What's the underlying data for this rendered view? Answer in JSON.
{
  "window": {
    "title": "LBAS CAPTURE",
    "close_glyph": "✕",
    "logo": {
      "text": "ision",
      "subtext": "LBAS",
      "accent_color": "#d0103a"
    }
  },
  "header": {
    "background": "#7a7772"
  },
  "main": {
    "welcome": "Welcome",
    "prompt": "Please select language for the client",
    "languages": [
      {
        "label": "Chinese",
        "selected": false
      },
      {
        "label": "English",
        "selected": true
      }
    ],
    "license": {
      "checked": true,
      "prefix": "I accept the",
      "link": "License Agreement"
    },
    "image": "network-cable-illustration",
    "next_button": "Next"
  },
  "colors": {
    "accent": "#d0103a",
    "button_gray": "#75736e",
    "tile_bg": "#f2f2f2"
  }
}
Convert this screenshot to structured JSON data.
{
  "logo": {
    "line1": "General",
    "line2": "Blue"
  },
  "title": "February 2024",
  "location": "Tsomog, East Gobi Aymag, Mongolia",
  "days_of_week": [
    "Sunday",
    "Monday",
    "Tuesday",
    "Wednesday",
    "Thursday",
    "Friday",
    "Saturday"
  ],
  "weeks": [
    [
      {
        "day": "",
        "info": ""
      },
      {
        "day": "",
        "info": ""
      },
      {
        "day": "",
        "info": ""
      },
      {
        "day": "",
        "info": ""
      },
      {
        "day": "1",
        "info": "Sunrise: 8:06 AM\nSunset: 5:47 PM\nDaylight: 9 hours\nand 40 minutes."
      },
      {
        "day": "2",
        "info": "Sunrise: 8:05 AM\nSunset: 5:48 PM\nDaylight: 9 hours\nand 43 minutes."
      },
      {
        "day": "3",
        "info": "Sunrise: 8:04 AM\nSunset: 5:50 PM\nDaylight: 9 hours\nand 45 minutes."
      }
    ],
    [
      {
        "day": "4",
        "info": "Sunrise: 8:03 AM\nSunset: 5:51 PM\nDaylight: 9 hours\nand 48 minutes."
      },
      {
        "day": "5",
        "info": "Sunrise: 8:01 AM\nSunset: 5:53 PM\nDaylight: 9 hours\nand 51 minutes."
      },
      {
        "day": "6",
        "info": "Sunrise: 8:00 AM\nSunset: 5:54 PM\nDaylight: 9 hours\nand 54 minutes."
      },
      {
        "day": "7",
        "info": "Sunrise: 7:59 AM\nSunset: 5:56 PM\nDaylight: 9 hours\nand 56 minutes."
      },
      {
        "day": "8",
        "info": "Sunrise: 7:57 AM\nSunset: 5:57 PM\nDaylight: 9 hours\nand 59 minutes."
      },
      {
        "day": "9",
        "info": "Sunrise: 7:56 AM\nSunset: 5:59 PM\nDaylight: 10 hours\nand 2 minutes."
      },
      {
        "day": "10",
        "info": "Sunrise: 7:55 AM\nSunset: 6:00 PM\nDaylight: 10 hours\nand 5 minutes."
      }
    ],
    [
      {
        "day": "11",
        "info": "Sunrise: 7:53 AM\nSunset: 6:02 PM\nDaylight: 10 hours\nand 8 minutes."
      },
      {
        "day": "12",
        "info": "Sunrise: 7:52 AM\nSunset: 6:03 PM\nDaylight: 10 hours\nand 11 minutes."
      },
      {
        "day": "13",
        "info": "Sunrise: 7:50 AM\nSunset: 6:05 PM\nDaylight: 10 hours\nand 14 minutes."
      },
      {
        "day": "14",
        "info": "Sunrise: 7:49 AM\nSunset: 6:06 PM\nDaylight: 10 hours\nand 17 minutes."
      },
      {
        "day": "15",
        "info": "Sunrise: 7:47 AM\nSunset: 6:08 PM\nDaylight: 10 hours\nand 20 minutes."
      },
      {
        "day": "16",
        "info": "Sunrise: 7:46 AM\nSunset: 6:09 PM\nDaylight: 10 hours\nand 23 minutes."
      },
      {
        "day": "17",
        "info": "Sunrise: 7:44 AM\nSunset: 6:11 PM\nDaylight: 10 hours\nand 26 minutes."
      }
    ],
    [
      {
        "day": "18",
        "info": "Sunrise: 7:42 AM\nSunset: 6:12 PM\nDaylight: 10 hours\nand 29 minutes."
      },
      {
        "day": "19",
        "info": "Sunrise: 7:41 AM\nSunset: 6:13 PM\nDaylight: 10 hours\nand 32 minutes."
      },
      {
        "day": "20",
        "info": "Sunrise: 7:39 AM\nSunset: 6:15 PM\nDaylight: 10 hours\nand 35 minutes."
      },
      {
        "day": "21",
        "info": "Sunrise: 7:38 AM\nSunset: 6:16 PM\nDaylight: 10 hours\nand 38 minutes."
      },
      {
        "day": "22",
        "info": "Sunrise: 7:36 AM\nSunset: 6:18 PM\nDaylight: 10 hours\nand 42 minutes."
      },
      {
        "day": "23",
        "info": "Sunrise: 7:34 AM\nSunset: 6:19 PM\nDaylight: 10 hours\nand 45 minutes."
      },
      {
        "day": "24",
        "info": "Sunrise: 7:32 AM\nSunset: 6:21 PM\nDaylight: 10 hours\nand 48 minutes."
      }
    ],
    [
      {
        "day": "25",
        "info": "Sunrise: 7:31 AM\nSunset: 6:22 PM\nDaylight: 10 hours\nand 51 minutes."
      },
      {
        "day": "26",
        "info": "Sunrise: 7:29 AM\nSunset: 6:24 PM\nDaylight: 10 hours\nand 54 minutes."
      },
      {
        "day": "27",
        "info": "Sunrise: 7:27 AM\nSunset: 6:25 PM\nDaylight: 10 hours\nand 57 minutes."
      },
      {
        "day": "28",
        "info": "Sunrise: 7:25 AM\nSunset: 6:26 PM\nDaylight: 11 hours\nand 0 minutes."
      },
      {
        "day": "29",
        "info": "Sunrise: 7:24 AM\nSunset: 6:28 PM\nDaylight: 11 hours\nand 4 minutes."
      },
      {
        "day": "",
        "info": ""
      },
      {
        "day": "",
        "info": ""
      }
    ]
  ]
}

━━━━━━━━

■ JOB
Please repeat the listing above in full and exactly.

■ REPLY TO THE EXERCISE
What's the underlying data for this rendered view? Answer in JSON.
{
  "window": {
    "title": "LBAS CAPTURE",
    "close_glyph": "✕",
    "logo": {
      "text": "ision",
      "subtext": "LBAS",
      "accent_color": "#d0103a"
    }
  },
  "header": {
    "background": "#7a7772"
  },
  "main": {
    "welcome": "Welcome",
    "prompt": "Please select language for the client",
    "languages": [
      {
        "label": "Chinese",
        "selected": false
      },
      {
        "label": "English",
        "selected": true
      }
    ],
    "license": {
      "checked": true,
      "prefix": "I accept the",
      "link": "License Agreement"
    },
    "image": "network-cable-illustration",
    "next_button": "Next"
  },
  "colors": {
    "accent": "#d0103a",
    "button_gray": "#75736e",
    "tile_bg": "#f2f2f2"
  }
}
Convert this screenshot to structured JSON data.
{
  "logo": {
    "line1": "General",
    "line2": "Blue"
  },
  "title": "February 2024",
  "location": "Tsomog, East Gobi Aymag, Mongolia",
  "days_of_week": [
    "Sunday",
    "Monday",
    "Tuesday",
    "Wednesday",
    "Thursday",
    "Friday",
    "Saturday"
  ],
  "weeks": [
    [
      {
        "day": "",
        "info": ""
      },
      {
        "day": "",
        "info": ""
      },
      {
        "day": "",
        "info": ""
      },
      {
        "day": "",
        "info": ""
      },
      {
        "day": "1",
        "info": "Sunrise: 8:06 AM\nSunset: 5:47 PM\nDaylight: 9 hours\nand 40 minutes."
      },
      {
        "day": "2",
        "info": "Sunrise: 8:05 AM\nSunset: 5:48 PM\nDaylight: 9 hours\nand 43 minutes."
      },
      {
        "day": "3",
        "info": "Sunrise: 8:04 AM\nSunset: 5:50 PM\nDaylight: 9 hours\nand 45 minutes."
      }
    ],
    [
      {
        "day": "4",
        "info": "Sunrise: 8:03 AM\nSunset: 5:51 PM\nDaylight: 9 hours\nand 48 minutes."
      },
      {
        "day": "5",
        "info": "Sunrise: 8:01 AM\nSunset: 5:53 PM\nDaylight: 9 hours\nand 51 minutes."
      },
      {
        "day": "6",
        "info": "Sunrise: 8:00 AM\nSunset: 5:54 PM\nDaylight: 9 hours\nand 54 minutes."
      },
      {
        "day": "7",
        "info": "Sunrise: 7:59 AM\nSunset: 5:56 PM\nDaylight: 9 hours\nand 56 minutes."
      },
      {
        "day": "8",
        "info": "Sunrise: 7:57 AM\nSunset: 5:57 PM\nDaylight: 9 hours\nand 59 minutes."
      },
      {
        "day": "9",
        "info": "Sunrise: 7:56 AM\nSunset: 5:59 PM\nDaylight: 10 hours\nand 2 minutes."
      },
      {
        "day": "10",
        "info": "Sunrise: 7:55 AM\nSunset: 6:00 PM\nDaylight: 10 hours\nand 5 minutes."
      }
    ],
    [
      {
        "day": "11",
        "info": "Sunrise: 7:53 AM\nSunset: 6:02 PM\nDaylight: 10 hours\nand 8 minutes."
      },
      {
        "day": "12",
        "info": "Sunrise: 7:52 AM\nSunset: 6:03 PM\nDaylight: 10 hours\nand 11 minutes."
      },
      {
        "day": "13",
        "info": "Sunrise: 7:50 AM\nSunset: 6:05 PM\nDaylight: 10 hours\nand 14 minutes."
      },
      {
        "day": "14",
        "info": "Sunrise: 7:49 AM\nSunset: 6:06 PM\nDaylight: 10 hours\nand 17 minutes."
      },
      {
        "day": "15",
        "info": "Sunrise: 7:47 AM\nSunset: 6:08 PM\nDaylight: 10 hours\nand 20 minutes."
      },
      {
        "day": "16",
        "info": "Sunrise: 7:46 AM\nSunset: 6:09 PM\nDaylight: 10 hours\nand 23 minutes."
      },
      {
        "day": "17",
        "info": "Sunrise: 7:44 AM\nSunset: 6:11 PM\nDaylight: 10 hours\nand 26 minutes."
      }
    ],
    [
      {
        "day": "18",
        "info": "Sunrise: 7:42 AM\nSunset: 6:12 PM\nDaylight: 10 hours\nand 29 minutes."
      },
      {
        "day": "19",
        "info": "Sunrise: 7:41 AM\nSunset: 6:13 PM\nDaylight: 10 hours\nand 32 minutes."
      },
      {
        "day": "20",
        "info": "Sunrise: 7:39 AM\nSunset: 6:15 PM\nDaylight: 10 hours\nand 35 minutes."
      },
      {
        "day": "21",
        "info": "Sunrise: 7:38 AM\nSunset: 6:16 PM\nDaylight: 10 hours\nand 38 minutes."
      },
      {
        "day": "22",
        "info": "Sunrise: 7:36 AM\nSunset: 6:18 PM\nDaylight: 10 hours\nand 42 minutes."
      },
      {
        "day": "23",
        "info": "Sunrise: 7:34 AM\nSunset: 6:19 PM\nDaylight: 10 hours\nand 45 minutes."
      },
      {
        "day": "24",
        "info": "Sunrise: 7:32 AM\nSunset: 6:21 PM\nDaylight: 10 hours\nand 48 minutes."
      }
    ],
    [
      {
        "day": "25",
        "info": "Sunrise: 7:31 AM\nSunset: 6:22 PM\nDaylight: 10 hours\nand 51 minutes."
      },
      {
        "day": "26",
        "info": "Sunrise: 7:29 AM\nSunset: 6:24 PM\nDaylight: 10 hours\nand 54 minutes."
      },
      {
        "day": "27",
        "info": "Sunrise: 7:27 AM\nSunset: 6:25 PM\nDaylight: 10 hours\nand 57 minutes."
      },
      {
        "day": "28",
        "info": "Sunrise: 7:25 AM\nSunset: 6:26 PM\nDaylight: 11 hours\nand 0 minutes."
      },
      {
        "day": "29",
        "info": "Sunrise: 7:24 AM\nSunset: 6:28 PM\nDaylight: 11 hours\nand 4 minutes."
      },
      {
        "day": "",
        "info": ""
      },
      {
        "day": "",
        "info": ""
      }
    ]
  ]
}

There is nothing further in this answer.